Exercise aim: How many lines in the records contain the string "深圳市同谐科技", with case counting?

Information provided:
* * * * * * *
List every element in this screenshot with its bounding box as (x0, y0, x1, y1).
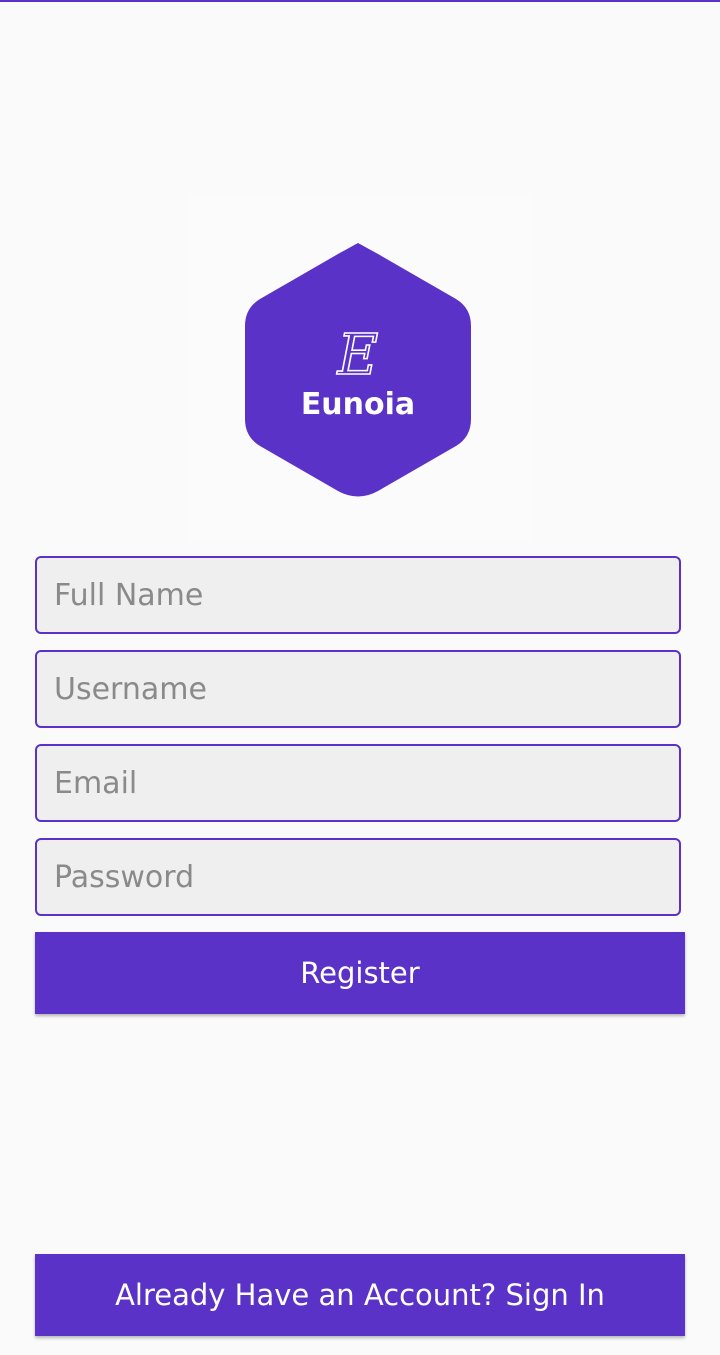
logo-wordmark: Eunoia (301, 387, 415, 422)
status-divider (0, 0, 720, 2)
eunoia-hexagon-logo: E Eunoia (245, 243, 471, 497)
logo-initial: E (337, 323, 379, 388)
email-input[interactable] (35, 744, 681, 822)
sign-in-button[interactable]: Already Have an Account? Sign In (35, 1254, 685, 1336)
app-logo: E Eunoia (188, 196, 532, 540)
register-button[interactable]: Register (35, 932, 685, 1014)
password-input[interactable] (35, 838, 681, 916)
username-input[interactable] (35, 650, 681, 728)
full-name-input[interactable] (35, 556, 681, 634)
* * * * * * *
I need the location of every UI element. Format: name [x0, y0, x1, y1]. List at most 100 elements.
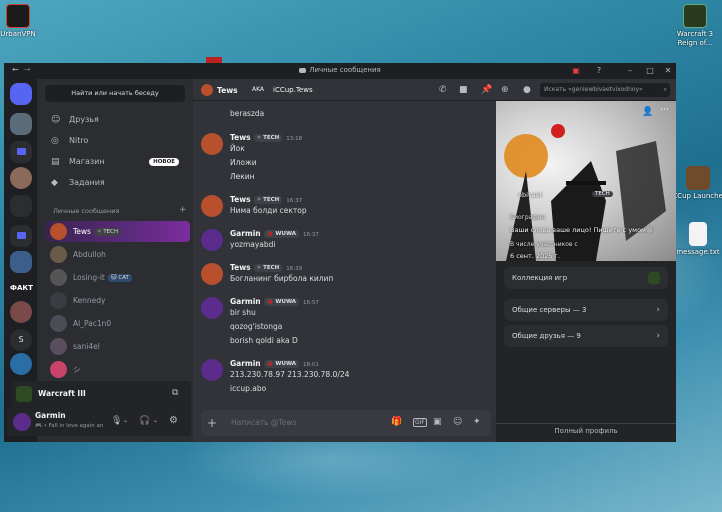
* * * * * * *
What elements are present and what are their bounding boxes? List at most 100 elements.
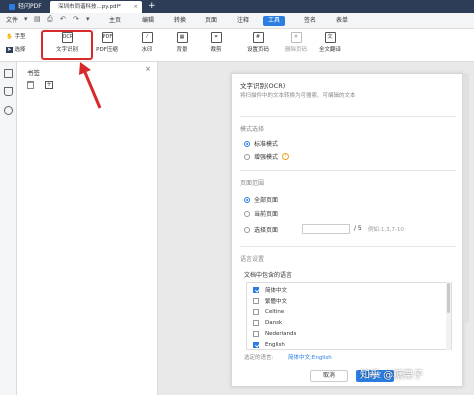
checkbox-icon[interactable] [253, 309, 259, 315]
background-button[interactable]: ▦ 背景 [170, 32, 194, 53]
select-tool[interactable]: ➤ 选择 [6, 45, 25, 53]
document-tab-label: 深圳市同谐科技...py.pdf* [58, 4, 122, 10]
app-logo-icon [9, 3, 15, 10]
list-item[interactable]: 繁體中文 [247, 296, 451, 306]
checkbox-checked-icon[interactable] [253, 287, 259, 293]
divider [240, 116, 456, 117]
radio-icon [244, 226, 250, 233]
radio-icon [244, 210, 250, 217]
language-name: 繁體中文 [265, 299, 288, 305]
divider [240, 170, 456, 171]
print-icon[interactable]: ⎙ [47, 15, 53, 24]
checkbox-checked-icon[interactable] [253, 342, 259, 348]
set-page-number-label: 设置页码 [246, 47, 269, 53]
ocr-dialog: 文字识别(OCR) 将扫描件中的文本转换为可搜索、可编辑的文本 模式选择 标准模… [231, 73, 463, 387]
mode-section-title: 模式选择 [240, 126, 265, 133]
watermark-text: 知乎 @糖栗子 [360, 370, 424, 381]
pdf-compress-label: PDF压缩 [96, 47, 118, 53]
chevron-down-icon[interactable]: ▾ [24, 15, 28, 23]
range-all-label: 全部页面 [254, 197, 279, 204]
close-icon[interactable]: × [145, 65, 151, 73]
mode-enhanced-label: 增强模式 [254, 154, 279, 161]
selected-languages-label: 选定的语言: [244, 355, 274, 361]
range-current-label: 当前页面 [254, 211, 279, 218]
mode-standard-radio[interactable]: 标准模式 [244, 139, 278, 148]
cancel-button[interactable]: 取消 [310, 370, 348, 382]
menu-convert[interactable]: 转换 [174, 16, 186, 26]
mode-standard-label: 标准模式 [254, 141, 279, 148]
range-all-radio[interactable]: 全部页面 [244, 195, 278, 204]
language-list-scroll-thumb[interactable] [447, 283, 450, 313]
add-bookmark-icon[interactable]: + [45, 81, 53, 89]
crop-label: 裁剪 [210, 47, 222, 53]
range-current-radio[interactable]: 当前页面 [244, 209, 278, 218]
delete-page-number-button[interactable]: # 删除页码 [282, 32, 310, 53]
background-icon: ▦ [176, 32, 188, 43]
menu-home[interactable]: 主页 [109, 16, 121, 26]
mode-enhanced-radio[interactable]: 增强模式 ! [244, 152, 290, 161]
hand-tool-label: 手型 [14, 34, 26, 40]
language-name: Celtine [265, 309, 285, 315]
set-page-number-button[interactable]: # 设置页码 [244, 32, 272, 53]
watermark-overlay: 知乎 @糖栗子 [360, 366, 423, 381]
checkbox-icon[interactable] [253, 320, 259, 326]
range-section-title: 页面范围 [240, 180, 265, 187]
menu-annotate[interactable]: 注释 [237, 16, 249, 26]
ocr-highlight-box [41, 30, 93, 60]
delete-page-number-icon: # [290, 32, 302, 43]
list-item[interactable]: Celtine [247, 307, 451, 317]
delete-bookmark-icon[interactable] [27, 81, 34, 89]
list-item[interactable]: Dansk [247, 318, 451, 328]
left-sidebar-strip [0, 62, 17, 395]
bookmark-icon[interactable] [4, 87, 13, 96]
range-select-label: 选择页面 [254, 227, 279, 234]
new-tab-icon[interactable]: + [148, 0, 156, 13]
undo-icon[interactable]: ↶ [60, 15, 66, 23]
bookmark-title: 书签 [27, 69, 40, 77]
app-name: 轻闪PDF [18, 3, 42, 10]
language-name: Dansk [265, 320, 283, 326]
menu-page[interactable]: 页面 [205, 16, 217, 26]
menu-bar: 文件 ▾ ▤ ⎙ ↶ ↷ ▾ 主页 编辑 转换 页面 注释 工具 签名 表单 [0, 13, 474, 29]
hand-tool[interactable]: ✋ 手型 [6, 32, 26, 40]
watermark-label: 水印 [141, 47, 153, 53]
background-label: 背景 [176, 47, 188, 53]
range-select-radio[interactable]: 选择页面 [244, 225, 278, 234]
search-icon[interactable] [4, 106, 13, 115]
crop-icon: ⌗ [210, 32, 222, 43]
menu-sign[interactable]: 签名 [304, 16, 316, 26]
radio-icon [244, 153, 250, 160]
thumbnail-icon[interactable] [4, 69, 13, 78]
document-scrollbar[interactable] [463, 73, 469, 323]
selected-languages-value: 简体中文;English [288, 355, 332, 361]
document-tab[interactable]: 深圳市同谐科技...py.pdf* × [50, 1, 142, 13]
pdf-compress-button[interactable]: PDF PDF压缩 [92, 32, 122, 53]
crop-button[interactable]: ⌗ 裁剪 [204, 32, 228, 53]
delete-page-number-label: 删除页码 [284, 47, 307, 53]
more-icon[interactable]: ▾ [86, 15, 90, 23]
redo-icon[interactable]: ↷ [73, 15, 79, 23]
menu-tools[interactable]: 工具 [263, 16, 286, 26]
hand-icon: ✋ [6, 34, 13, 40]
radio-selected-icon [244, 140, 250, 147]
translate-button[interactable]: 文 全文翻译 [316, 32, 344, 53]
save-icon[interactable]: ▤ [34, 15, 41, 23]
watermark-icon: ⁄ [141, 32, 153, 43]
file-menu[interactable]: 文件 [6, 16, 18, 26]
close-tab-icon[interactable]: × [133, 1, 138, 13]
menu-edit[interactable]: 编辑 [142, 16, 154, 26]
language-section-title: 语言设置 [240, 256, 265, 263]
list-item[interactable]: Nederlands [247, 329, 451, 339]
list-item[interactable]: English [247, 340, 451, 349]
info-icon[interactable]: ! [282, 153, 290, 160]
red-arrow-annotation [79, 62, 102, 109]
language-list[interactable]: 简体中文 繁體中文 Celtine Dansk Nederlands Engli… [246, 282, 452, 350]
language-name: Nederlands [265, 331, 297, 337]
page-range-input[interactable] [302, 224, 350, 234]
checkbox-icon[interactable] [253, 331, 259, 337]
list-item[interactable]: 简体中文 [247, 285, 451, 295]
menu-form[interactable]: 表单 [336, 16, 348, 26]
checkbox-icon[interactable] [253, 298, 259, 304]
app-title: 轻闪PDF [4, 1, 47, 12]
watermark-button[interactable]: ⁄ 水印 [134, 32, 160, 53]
* * * * * * *
Correct result: 2